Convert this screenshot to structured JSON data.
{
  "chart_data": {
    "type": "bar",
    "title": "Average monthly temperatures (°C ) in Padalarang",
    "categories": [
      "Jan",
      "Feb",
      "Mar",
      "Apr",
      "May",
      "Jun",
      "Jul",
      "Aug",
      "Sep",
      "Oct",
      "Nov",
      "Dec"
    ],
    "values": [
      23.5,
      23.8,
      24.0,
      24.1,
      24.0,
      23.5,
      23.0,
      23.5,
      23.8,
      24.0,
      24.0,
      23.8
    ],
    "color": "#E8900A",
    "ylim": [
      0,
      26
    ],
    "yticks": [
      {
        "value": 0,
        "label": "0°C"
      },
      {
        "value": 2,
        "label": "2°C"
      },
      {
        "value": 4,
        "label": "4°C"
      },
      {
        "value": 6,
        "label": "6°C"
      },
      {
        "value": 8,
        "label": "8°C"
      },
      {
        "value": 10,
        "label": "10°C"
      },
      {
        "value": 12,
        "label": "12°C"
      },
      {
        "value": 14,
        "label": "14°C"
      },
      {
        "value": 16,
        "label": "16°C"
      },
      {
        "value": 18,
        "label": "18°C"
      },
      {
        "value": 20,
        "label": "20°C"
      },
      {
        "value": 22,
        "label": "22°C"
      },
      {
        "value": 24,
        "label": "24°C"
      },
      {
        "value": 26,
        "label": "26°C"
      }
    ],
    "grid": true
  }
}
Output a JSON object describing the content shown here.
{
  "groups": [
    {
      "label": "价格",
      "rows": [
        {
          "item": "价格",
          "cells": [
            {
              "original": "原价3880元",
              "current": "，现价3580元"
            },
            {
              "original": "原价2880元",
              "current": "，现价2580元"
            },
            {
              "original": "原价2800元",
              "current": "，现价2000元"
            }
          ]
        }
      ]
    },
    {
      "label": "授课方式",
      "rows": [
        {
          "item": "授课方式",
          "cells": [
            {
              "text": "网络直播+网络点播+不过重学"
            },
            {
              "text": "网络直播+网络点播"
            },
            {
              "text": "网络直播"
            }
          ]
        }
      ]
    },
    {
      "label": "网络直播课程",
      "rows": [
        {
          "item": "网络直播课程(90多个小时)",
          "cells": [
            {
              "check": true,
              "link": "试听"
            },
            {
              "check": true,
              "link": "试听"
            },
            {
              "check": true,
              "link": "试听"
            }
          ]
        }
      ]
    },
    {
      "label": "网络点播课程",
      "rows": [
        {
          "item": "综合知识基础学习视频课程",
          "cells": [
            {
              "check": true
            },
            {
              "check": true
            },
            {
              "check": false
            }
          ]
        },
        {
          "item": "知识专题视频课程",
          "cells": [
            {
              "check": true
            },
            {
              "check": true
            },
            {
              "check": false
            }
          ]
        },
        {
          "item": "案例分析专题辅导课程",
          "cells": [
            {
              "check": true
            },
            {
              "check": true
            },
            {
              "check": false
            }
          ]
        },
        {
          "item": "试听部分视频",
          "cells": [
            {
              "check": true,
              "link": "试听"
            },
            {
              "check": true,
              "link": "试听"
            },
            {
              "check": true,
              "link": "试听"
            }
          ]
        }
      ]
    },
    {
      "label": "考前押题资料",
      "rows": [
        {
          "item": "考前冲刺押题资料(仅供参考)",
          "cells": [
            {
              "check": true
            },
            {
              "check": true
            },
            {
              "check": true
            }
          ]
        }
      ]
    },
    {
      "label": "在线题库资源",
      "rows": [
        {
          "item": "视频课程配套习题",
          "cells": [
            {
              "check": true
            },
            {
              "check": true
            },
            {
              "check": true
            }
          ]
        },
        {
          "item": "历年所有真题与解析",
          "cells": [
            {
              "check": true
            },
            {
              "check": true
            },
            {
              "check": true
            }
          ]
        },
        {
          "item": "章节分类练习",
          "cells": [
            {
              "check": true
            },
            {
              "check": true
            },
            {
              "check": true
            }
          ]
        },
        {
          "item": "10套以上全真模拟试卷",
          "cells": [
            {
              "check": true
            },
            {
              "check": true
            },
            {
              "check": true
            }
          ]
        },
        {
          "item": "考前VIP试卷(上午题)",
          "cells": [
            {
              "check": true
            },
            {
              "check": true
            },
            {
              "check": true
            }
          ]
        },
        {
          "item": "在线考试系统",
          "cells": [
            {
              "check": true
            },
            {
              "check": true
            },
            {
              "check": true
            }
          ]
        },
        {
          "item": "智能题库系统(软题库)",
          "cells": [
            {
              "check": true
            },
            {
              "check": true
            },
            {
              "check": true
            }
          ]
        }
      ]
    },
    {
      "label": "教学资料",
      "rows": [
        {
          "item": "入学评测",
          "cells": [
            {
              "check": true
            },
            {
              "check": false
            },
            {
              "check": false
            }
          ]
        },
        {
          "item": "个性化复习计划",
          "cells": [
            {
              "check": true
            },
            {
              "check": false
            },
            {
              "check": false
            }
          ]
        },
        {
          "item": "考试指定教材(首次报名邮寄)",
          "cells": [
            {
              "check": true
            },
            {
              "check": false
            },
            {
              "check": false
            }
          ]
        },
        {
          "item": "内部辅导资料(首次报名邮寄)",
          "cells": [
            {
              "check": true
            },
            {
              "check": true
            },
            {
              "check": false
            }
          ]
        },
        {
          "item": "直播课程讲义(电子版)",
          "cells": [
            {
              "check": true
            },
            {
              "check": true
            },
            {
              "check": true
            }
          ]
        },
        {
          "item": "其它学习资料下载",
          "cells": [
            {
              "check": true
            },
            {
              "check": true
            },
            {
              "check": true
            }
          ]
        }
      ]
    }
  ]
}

::::

▶ [Job]: Transcribe each record exactly. Leave nothing out.

▶ [Answer to this task]:
Convert this screenshot to structured JSON data.
{
  "chart_data": {
    "type": "bar",
    "title": "Average monthly temperatures (°C ) in Padalarang",
    "categories": [
      "Jan",
      "Feb",
      "Mar",
      "Apr",
      "May",
      "Jun",
      "Jul",
      "Aug",
      "Sep",
      "Oct",
      "Nov",
      "Dec"
    ],
    "values": [
      23.5,
      23.8,
      24.0,
      24.1,
      24.0,
      23.5,
      23.0,
      23.5,
      23.8,
      24.0,
      24.0,
      23.8
    ],
    "color": "#E8900A",
    "ylim": [
      0,
      26
    ],
    "yticks": [
      {
        "value": 0,
        "label": "0°C"
      },
      {
        "value": 2,
        "label": "2°C"
      },
      {
        "value": 4,
        "label": "4°C"
      },
      {
        "value": 6,
        "label": "6°C"
      },
      {
        "value": 8,
        "label": "8°C"
      },
      {
        "value": 10,
        "label": "10°C"
      },
      {
        "value": 12,
        "label": "12°C"
      },
      {
        "value": 14,
        "label": "14°C"
      },
      {
        "value": 16,
        "label": "16°C"
      },
      {
        "value": 18,
        "label": "18°C"
      },
      {
        "value": 20,
        "label": "20°C"
      },
      {
        "value": 22,
        "label": "22°C"
      },
      {
        "value": 24,
        "label": "24°C"
      },
      {
        "value": 26,
        "label": "26°C"
      }
    ],
    "grid": true
  }
}
Output a JSON object describing the content shown here.
{
  "groups": [
    {
      "label": "价格",
      "rows": [
        {
          "item": "价格",
          "cells": [
            {
              "original": "原价3880元",
              "current": "，现价3580元"
            },
            {
              "original": "原价2880元",
              "current": "，现价2580元"
            },
            {
              "original": "原价2800元",
              "current": "，现价2000元"
            }
          ]
        }
      ]
    },
    {
      "label": "授课方式",
      "rows": [
        {
          "item": "授课方式",
          "cells": [
            {
              "text": "网络直播+网络点播+不过重学"
            },
            {
              "text": "网络直播+网络点播"
            },
            {
              "text": "网络直播"
            }
          ]
        }
      ]
    },
    {
      "label": "网络直播课程",
      "rows": [
        {
          "item": "网络直播课程(90多个小时)",
          "cells": [
            {
              "check": true,
              "link": "试听"
            },
            {
              "check": true,
              "link": "试听"
            },
            {
              "check": true,
              "link": "试听"
            }
          ]
        }
      ]
    },
    {
      "label": "网络点播课程",
      "rows": [
        {
          "item": "综合知识基础学习视频课程",
          "cells": [
            {
              "check": true
            },
            {
              "check": true
            },
            {
              "check": false
            }
          ]
        },
        {
          "item": "知识专题视频课程",
          "cells": [
            {
              "check": true
            },
            {
              "check": true
            },
            {
              "check": false
            }
          ]
        },
        {
          "item": "案例分析专题辅导课程",
          "cells": [
            {
              "check": true
            },
            {
              "check": true
            },
            {
              "check": false
            }
          ]
        },
        {
          "item": "试听部分视频",
          "cells": [
            {
              "check": true,
              "link": "试听"
            },
            {
              "check": true,
              "link": "试听"
            },
            {
              "check": true,
              "link": "试听"
            }
          ]
        }
      ]
    },
    {
      "label": "考前押题资料",
      "rows": [
        {
          "item": "考前冲刺押题资料(仅供参考)",
          "cells": [
            {
              "check": true
            },
            {
              "check": true
            },
            {
              "check": true
            }
          ]
        }
      ]
    },
    {
      "label": "在线题库资源",
      "rows": [
        {
          "item": "视频课程配套习题",
          "cells": [
            {
              "check": true
            },
            {
              "check": true
            },
            {
              "check": true
            }
          ]
        },
        {
          "item": "历年所有真题与解析",
          "cells": [
            {
              "check": true
            },
            {
              "check": true
            },
            {
              "check": true
            }
          ]
        },
        {
          "item": "章节分类练习",
          "cells": [
            {
              "check": true
            },
            {
              "check": true
            },
            {
              "check": true
            }
          ]
        },
        {
          "item": "10套以上全真模拟试卷",
          "cells": [
            {
              "check": true
            },
            {
              "check": true
            },
            {
              "check": true
            }
          ]
        },
        {
          "item": "考前VIP试卷(上午题)",
          "cells": [
            {
              "check": true
            },
            {
              "check": true
            },
            {
              "check": true
            }
          ]
        },
        {
          "item": "在线考试系统",
          "cells": [
            {
              "check": true
            },
            {
              "check": true
            },
            {
              "check": true
            }
          ]
        },
        {
          "item": "智能题库系统(软题库)",
          "cells": [
            {
              "check": true
            },
            {
              "check": true
            },
            {
              "check": true
            }
          ]
        }
      ]
    },
    {
      "label": "教学资料",
      "rows": [
        {
          "item": "入学评测",
          "cells": [
            {
              "check": true
            },
            {
              "check": false
            },
            {
              "check": false
            }
          ]
        },
        {
          "item": "个性化复习计划",
          "cells": [
            {
              "check": true
            },
            {
              "check": false
            },
            {
              "check": false
            }
          ]
        },
        {
          "item": "考试指定教材(首次报名邮寄)",
          "cells": [
            {
              "check": true
            },
            {
              "check": false
            },
            {
              "check": false
            }
          ]
        },
        {
          "item": "内部辅导资料(首次报名邮寄)",
          "cells": [
            {
              "check": true
            },
            {
              "check": true
            },
            {
              "check": false
            }
          ]
        },
        {
          "item": "直播课程讲义(电子版)",
          "cells": [
            {
              "check": true
            },
            {
              "check": true
            },
            {
              "check": true
            }
          ]
        },
        {
          "item": "其它学习资料下载",
          "cells": [
            {
              "check": true
            },
            {
              "check": true
            },
            {
              "check": true
            }
          ]
        }
      ]
    }
  ]
}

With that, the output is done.